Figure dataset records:

▽

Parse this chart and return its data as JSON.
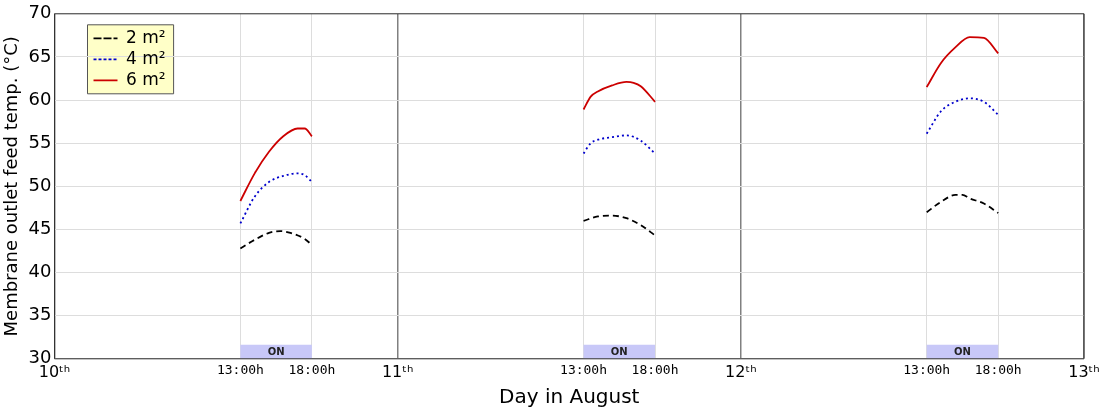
{
  "chart_data": {
    "type": "line",
    "xlabel": "Day in August",
    "ylabel": "Membrane outlet feed temp. (°C)",
    "xlim": [
      "--08-10",
      "--08-13"
    ],
    "ylim": [
      30,
      70
    ],
    "yticks": [
      30,
      35,
      40,
      45,
      50,
      55,
      60,
      65,
      70
    ],
    "xticks": [
      {
        "value": "--08-10",
        "label": "10ᵗʰ"
      },
      {
        "value": "--08-10T13:00",
        "label": "13:00h"
      },
      {
        "value": "--08-10T18:00",
        "label": "18:00h"
      },
      {
        "value": "--08-11",
        "label": "11ᵗʰ"
      },
      {
        "value": "--08-11T13:00",
        "label": "13:00h"
      },
      {
        "value": "--08-11T18:00",
        "label": "18:00h"
      },
      {
        "value": "--08-12",
        "label": "12ᵗʰ"
      },
      {
        "value": "--08-12T13:00",
        "label": "13:00h"
      },
      {
        "value": "--08-12T18:00",
        "label": "18:00h"
      },
      {
        "value": "--08-13",
        "label": "13ᵗʰ"
      }
    ],
    "grid": true,
    "legend": "top left",
    "marker": "none",
    "series": [
      {
        "name": "2 m²",
        "color": "#000000",
        "line_style": "dashed",
        "x": [
          "--08-10T13:00",
          "--08-10T14:00",
          "--08-10T15:00",
          "--08-10T15:48",
          "--08-10T16:30",
          "--08-10T17:30",
          "--08-10T18:00",
          "--08-11",
          "--08-11T13:00",
          "--08-11T14:00",
          "--08-11T15:00",
          "--08-11T16:00",
          "--08-11T17:00",
          "--08-11T18:00",
          "--08-12",
          "--08-12T13:00",
          "--08-12T14:00",
          "--08-12T15:00",
          "--08-12T15:30",
          "--08-12T16:00",
          "--08-12T17:00",
          "--08-12T18:00"
        ],
        "values": [
          42.8,
          43.8,
          44.6,
          44.8,
          44.6,
          43.9,
          43.2,
          null,
          46,
          46.5,
          46.6,
          46.3,
          45.5,
          44.3,
          null,
          47,
          48.2,
          49,
          49,
          48.6,
          48,
          46.9
        ]
      },
      {
        "name": "4 m²",
        "color": "#0000cc",
        "line_style": "dotted",
        "x": [
          "--08-10T13:00",
          "--08-10T14:00",
          "--08-10T15:00",
          "--08-10T16:00",
          "--08-10T17:00",
          "--08-10T17:30",
          "--08-10T18:00",
          "--08-11",
          "--08-11T13:00",
          "--08-11T13:30",
          "--08-11T14:00",
          "--08-11T15:00",
          "--08-11T16:00",
          "--08-11T17:00",
          "--08-11T18:00",
          "--08-12",
          "--08-12T13:00",
          "--08-12T14:00",
          "--08-12T15:00",
          "--08-12T16:00",
          "--08-12T17:00",
          "--08-12T18:00"
        ],
        "values": [
          45.7,
          48.8,
          50.5,
          51.2,
          51.5,
          51.3,
          50.5,
          null,
          53.8,
          55,
          55.4,
          55.7,
          55.9,
          55.3,
          53.8,
          null,
          56.1,
          58.7,
          59.8,
          60.2,
          59.8,
          58.3
        ]
      },
      {
        "name": "6 m²",
        "color": "#cc0000",
        "line_style": "solid",
        "x": [
          "--08-10T13:00",
          "--08-10T14:00",
          "--08-10T15:00",
          "--08-10T16:00",
          "--08-10T17:00",
          "--08-10T17:30",
          "--08-10T18:00",
          "--08-11",
          "--08-11T13:00",
          "--08-11T13:30",
          "--08-11T14:00",
          "--08-11T15:00",
          "--08-11T16:00",
          "--08-11T16:30",
          "--08-11T17:00",
          "--08-11T18:00",
          "--08-12",
          "--08-12T13:00",
          "--08-12T14:00",
          "--08-12T15:00",
          "--08-12T16:00",
          "--08-12T17:00",
          "--08-12T18:00"
        ],
        "values": [
          48.3,
          51.5,
          54,
          55.8,
          56.7,
          56.7,
          55.8,
          null,
          58.9,
          60.4,
          61,
          61.7,
          62.1,
          62,
          61.6,
          59.8,
          null,
          61.5,
          64.3,
          66.1,
          67.3,
          67.2,
          65.4
        ]
      }
    ],
    "bands": [
      {
        "axis": "x",
        "from": "--08-10T13:00",
        "to": "--08-10T18:00",
        "label": "ON",
        "color": "#c8c8f8"
      },
      {
        "axis": "x",
        "from": "--08-11T13:00",
        "to": "--08-11T18:00",
        "label": "ON",
        "color": "#c8c8f8"
      },
      {
        "axis": "x",
        "from": "--08-12T13:00",
        "to": "--08-12T18:00",
        "label": "ON",
        "color": "#c8c8f8"
      }
    ]
  }
}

△

Given request: Return the material word for word. Pictures are not part of the copy.

Written reply:
Parse this chart and return its data as JSON.
{
  "chart_data": {
    "type": "line",
    "xlabel": "Day in August",
    "ylabel": "Membrane outlet feed temp. (°C)",
    "xlim": [
      "--08-10",
      "--08-13"
    ],
    "ylim": [
      30,
      70
    ],
    "yticks": [
      30,
      35,
      40,
      45,
      50,
      55,
      60,
      65,
      70
    ],
    "xticks": [
      {
        "value": "--08-10",
        "label": "10ᵗʰ"
      },
      {
        "value": "--08-10T13:00",
        "label": "13:00h"
      },
      {
        "value": "--08-10T18:00",
        "label": "18:00h"
      },
      {
        "value": "--08-11",
        "label": "11ᵗʰ"
      },
      {
        "value": "--08-11T13:00",
        "label": "13:00h"
      },
      {
        "value": "--08-11T18:00",
        "label": "18:00h"
      },
      {
        "value": "--08-12",
        "label": "12ᵗʰ"
      },
      {
        "value": "--08-12T13:00",
        "label": "13:00h"
      },
      {
        "value": "--08-12T18:00",
        "label": "18:00h"
      },
      {
        "value": "--08-13",
        "label": "13ᵗʰ"
      }
    ],
    "grid": true,
    "legend": "top left",
    "marker": "none",
    "series": [
      {
        "name": "2 m²",
        "color": "#000000",
        "line_style": "dashed",
        "x": [
          "--08-10T13:00",
          "--08-10T14:00",
          "--08-10T15:00",
          "--08-10T15:48",
          "--08-10T16:30",
          "--08-10T17:30",
          "--08-10T18:00",
          "--08-11",
          "--08-11T13:00",
          "--08-11T14:00",
          "--08-11T15:00",
          "--08-11T16:00",
          "--08-11T17:00",
          "--08-11T18:00",
          "--08-12",
          "--08-12T13:00",
          "--08-12T14:00",
          "--08-12T15:00",
          "--08-12T15:30",
          "--08-12T16:00",
          "--08-12T17:00",
          "--08-12T18:00"
        ],
        "values": [
          42.8,
          43.8,
          44.6,
          44.8,
          44.6,
          43.9,
          43.2,
          null,
          46,
          46.5,
          46.6,
          46.3,
          45.5,
          44.3,
          null,
          47,
          48.2,
          49,
          49,
          48.6,
          48,
          46.9
        ]
      },
      {
        "name": "4 m²",
        "color": "#0000cc",
        "line_style": "dotted",
        "x": [
          "--08-10T13:00",
          "--08-10T14:00",
          "--08-10T15:00",
          "--08-10T16:00",
          "--08-10T17:00",
          "--08-10T17:30",
          "--08-10T18:00",
          "--08-11",
          "--08-11T13:00",
          "--08-11T13:30",
          "--08-11T14:00",
          "--08-11T15:00",
          "--08-11T16:00",
          "--08-11T17:00",
          "--08-11T18:00",
          "--08-12",
          "--08-12T13:00",
          "--08-12T14:00",
          "--08-12T15:00",
          "--08-12T16:00",
          "--08-12T17:00",
          "--08-12T18:00"
        ],
        "values": [
          45.7,
          48.8,
          50.5,
          51.2,
          51.5,
          51.3,
          50.5,
          null,
          53.8,
          55,
          55.4,
          55.7,
          55.9,
          55.3,
          53.8,
          null,
          56.1,
          58.7,
          59.8,
          60.2,
          59.8,
          58.3
        ]
      },
      {
        "name": "6 m²",
        "color": "#cc0000",
        "line_style": "solid",
        "x": [
          "--08-10T13:00",
          "--08-10T14:00",
          "--08-10T15:00",
          "--08-10T16:00",
          "--08-10T17:00",
          "--08-10T17:30",
          "--08-10T18:00",
          "--08-11",
          "--08-11T13:00",
          "--08-11T13:30",
          "--08-11T14:00",
          "--08-11T15:00",
          "--08-11T16:00",
          "--08-11T16:30",
          "--08-11T17:00",
          "--08-11T18:00",
          "--08-12",
          "--08-12T13:00",
          "--08-12T14:00",
          "--08-12T15:00",
          "--08-12T16:00",
          "--08-12T17:00",
          "--08-12T18:00"
        ],
        "values": [
          48.3,
          51.5,
          54,
          55.8,
          56.7,
          56.7,
          55.8,
          null,
          58.9,
          60.4,
          61,
          61.7,
          62.1,
          62,
          61.6,
          59.8,
          null,
          61.5,
          64.3,
          66.1,
          67.3,
          67.2,
          65.4
        ]
      }
    ],
    "bands": [
      {
        "axis": "x",
        "from": "--08-10T13:00",
        "to": "--08-10T18:00",
        "label": "ON",
        "color": "#c8c8f8"
      },
      {
        "axis": "x",
        "from": "--08-11T13:00",
        "to": "--08-11T18:00",
        "label": "ON",
        "color": "#c8c8f8"
      },
      {
        "axis": "x",
        "from": "--08-12T13:00",
        "to": "--08-12T18:00",
        "label": "ON",
        "color": "#c8c8f8"
      }
    ]
  }
}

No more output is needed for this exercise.